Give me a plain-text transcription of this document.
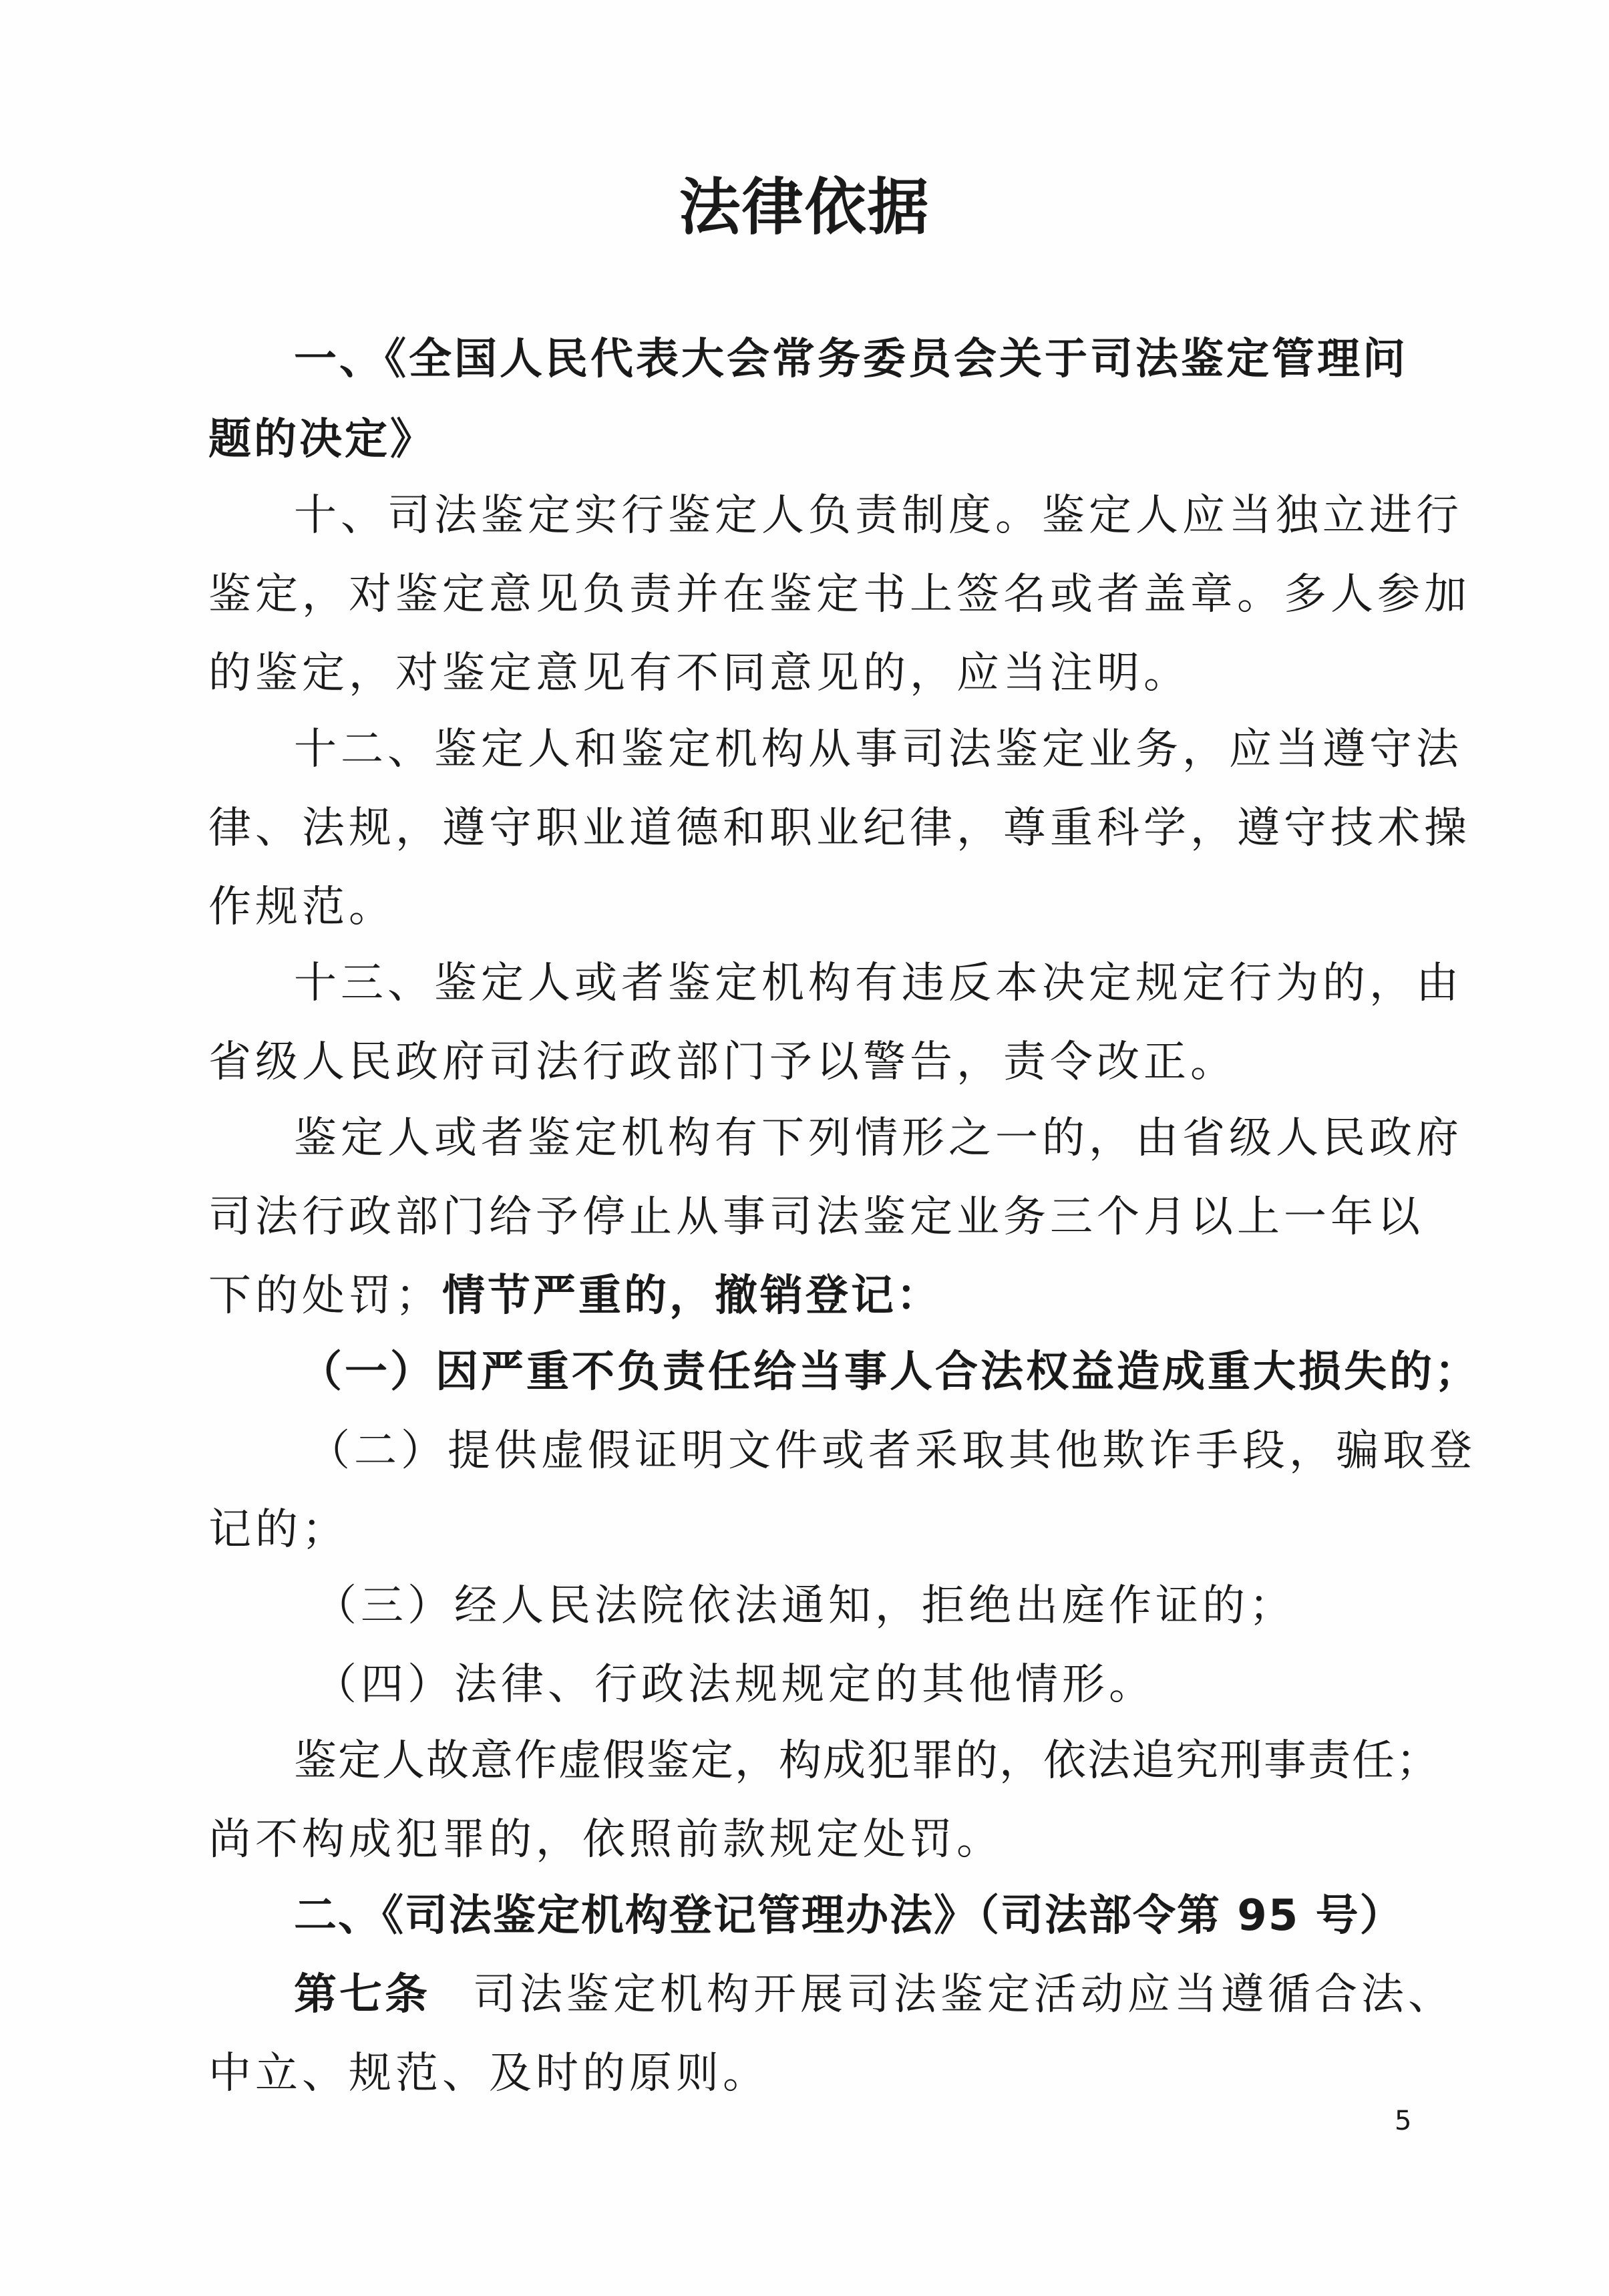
法律依据
一、《全国人民代表大会常务委员会关于司法鉴定管理问
题的决定》
十、司法鉴定实行鉴定人负责制度。鉴定人应当独立进行
鉴定，对鉴定意见负责并在鉴定书上签名或者盖章。多人参加
的鉴定，对鉴定意见有不同意见的，应当注明。
十二、鉴定人和鉴定机构从事司法鉴定业务，应当遵守法
律、法规，遵守职业道德和职业纪律，尊重科学，遵守技术操
作规范。
十三、鉴定人或者鉴定机构有违反本决定规定行为的，由
省级人民政府司法行政部门予以警告，责令改正。
鉴定人或者鉴定机构有下列情形之一的，由省级人民政府
司法行政部门给予停止从事司法鉴定业务三个月以上一年以
下的处罚；情节严重的，撤销登记：
（一）因严重不负责任给当事人合法权益造成重大损失的；
（二）提供虚假证明文件或者采取其他欺诈手段，骗取登
记的；
（三）经人民法院依法通知，拒绝出庭作证的；
（四）法律、行政法规规定的其他情形。
鉴定人故意作虚假鉴定，构成犯罪的，依法追究刑事责任；
尚不构成犯罪的，依照前款规定处罚。
二、《司法鉴定机构登记管理办法》（司法部令第 95 号）
第七条 司法鉴定机构开展司法鉴定活动应当遵循合法、
中立、规范、及时的原则。
5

********

Print all of the entries word for word. Omit the pictures they contain.

Give me a plain-text transcription of this document.
法律依据
一、《全国人民代表大会常务委员会关于司法鉴定管理问
题的决定》
十、司法鉴定实行鉴定人负责制度。鉴定人应当独立进行
鉴定，对鉴定意见负责并在鉴定书上签名或者盖章。多人参加
的鉴定，对鉴定意见有不同意见的，应当注明。
十二、鉴定人和鉴定机构从事司法鉴定业务，应当遵守法
律、法规，遵守职业道德和职业纪律，尊重科学，遵守技术操
作规范。
十三、鉴定人或者鉴定机构有违反本决定规定行为的，由
省级人民政府司法行政部门予以警告，责令改正。
鉴定人或者鉴定机构有下列情形之一的，由省级人民政府
司法行政部门给予停止从事司法鉴定业务三个月以上一年以
下的处罚；情节严重的，撤销登记：
（一）因严重不负责任给当事人合法权益造成重大损失的；
（二）提供虚假证明文件或者采取其他欺诈手段，骗取登
记的；
（三）经人民法院依法通知，拒绝出庭作证的；
（四）法律、行政法规规定的其他情形。
鉴定人故意作虚假鉴定，构成犯罪的，依法追究刑事责任；
尚不构成犯罪的，依照前款规定处罚。
二、《司法鉴定机构登记管理办法》（司法部令第 95 号）
第七条 司法鉴定机构开展司法鉴定活动应当遵循合法、
中立、规范、及时的原则。
5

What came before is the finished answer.